- [Problem description] Work through the listing below and count the lines that hold "this". Answer with the number alone.
-------- Entries provided --------
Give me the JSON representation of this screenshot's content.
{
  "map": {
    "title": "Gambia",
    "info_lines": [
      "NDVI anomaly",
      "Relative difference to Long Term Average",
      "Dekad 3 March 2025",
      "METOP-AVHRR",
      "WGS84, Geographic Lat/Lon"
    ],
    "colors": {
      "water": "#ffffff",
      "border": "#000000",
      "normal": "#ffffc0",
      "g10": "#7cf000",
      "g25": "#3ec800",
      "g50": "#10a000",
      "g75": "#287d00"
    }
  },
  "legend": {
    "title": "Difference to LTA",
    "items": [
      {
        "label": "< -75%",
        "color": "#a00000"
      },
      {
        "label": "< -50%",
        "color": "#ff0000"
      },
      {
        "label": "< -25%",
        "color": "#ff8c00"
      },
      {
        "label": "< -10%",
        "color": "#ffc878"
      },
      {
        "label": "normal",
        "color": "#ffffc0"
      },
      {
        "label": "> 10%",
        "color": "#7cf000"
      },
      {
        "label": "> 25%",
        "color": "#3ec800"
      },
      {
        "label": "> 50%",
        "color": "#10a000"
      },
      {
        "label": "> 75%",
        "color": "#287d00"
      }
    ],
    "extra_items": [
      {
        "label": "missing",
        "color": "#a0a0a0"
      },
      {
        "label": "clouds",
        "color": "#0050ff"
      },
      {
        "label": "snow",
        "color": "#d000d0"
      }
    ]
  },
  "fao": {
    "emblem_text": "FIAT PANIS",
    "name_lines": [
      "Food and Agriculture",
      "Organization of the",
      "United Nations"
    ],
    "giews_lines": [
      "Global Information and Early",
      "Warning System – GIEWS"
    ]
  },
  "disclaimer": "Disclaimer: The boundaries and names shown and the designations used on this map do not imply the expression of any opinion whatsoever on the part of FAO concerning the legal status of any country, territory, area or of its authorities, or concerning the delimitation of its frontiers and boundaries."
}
--------
- [Task output] 2